DATA PROVIDED |
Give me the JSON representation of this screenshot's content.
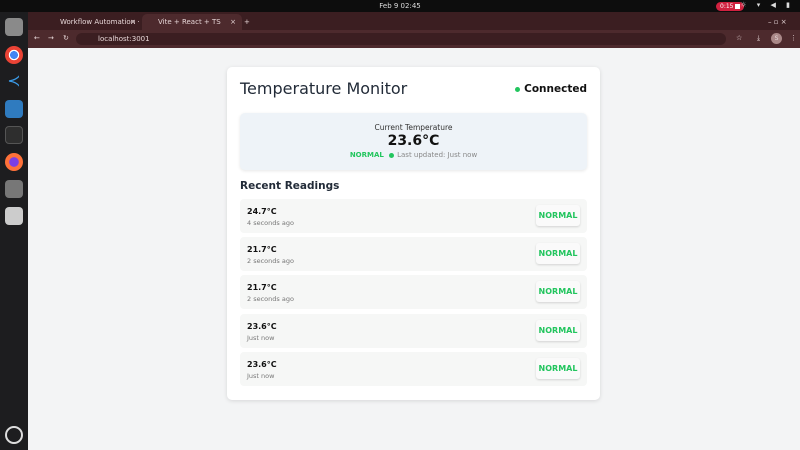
{
  "system": {
    "clock": "Feb 9  02:45",
    "recording": "0:15"
  },
  "browser": {
    "tabs": [
      {
        "label": "Workflow Automation ·"
      },
      {
        "label": "Vite + React + TS",
        "active": true
      }
    ],
    "url": "localhost:3001",
    "profile_initial": "S"
  },
  "app": {
    "title": "Temperature Monitor",
    "connection": "Connected",
    "current": {
      "label": "Current Temperature",
      "value": "23.6°C",
      "status": "NORMAL",
      "updated": "Last updated: Just now"
    },
    "recent_title": "Recent Readings",
    "readings": [
      {
        "temp": "24.7°C",
        "ago": "4 seconds ago",
        "status": "NORMAL"
      },
      {
        "temp": "21.7°C",
        "ago": "2 seconds ago",
        "status": "NORMAL"
      },
      {
        "temp": "21.7°C",
        "ago": "2 seconds ago",
        "status": "NORMAL"
      },
      {
        "temp": "23.6°C",
        "ago": "Just now",
        "status": "NORMAL"
      },
      {
        "temp": "23.6°C",
        "ago": "Just now",
        "status": "NORMAL"
      }
    ]
  },
  "colors": {
    "accent_green": "#22c55e",
    "browser_frame": "#3b1e21"
  }
}
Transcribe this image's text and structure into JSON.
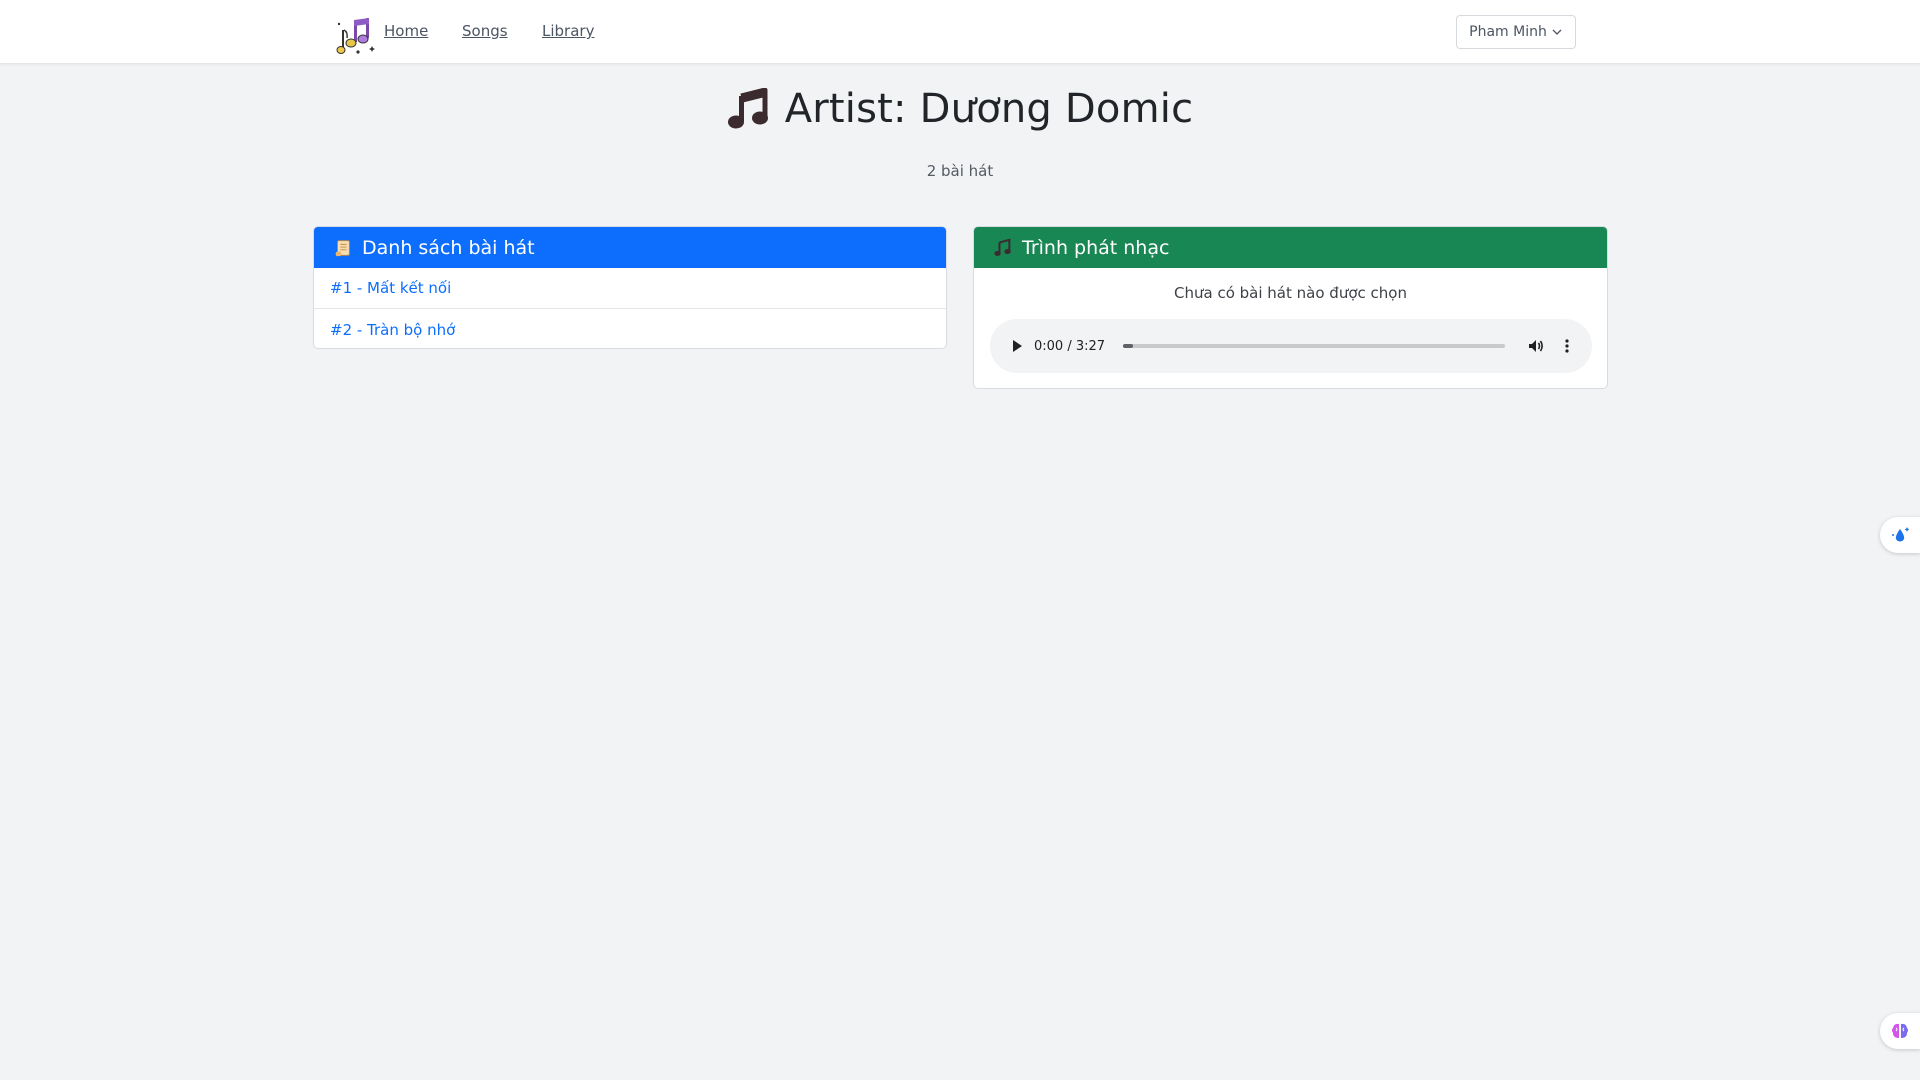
{
  "navbar": {
    "logo_icon": "music-notes-logo-icon",
    "links": {
      "home": "Home",
      "songs": "Songs",
      "library": "Library"
    },
    "user": {
      "name": "Pham Minh",
      "dropdown_icon": "chevron-down-icon"
    }
  },
  "page": {
    "title": "Artist: Dương Domic",
    "title_icon": "music-note-icon",
    "song_count": "2 bài hát"
  },
  "song_list": {
    "header": "Danh sách bài hát",
    "header_icon": "scroll-icon",
    "accent_color": "#0d6efd",
    "items": [
      {
        "label": "#1 - Mất kết nối"
      },
      {
        "label": "#2 - Tràn bộ nhớ"
      }
    ]
  },
  "player": {
    "header": "Trình phát nhạc",
    "header_icon": "music-notes-icon",
    "accent_color": "#198754",
    "status": "Chưa có bài hát nào được chọn",
    "audio": {
      "time": "0:00 / 3:27",
      "progress": 0.0
    }
  },
  "widgets": {
    "top_icon": "water-drop-sparkle-icon",
    "bottom_icon": "brain-icon"
  }
}
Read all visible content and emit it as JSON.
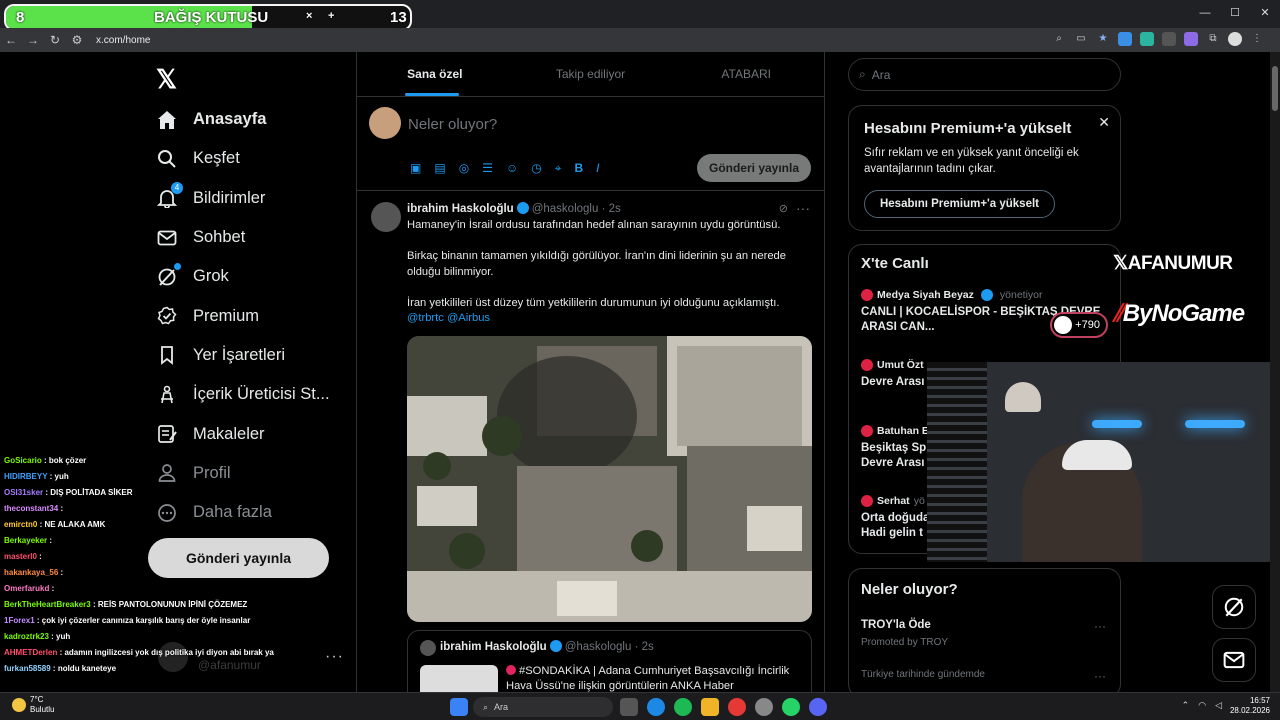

STATED PROBLEM | Tally up the lines in the preceding listing that contain the string "this". Respond with the number and nothing else.

ANSWER BELOW | 2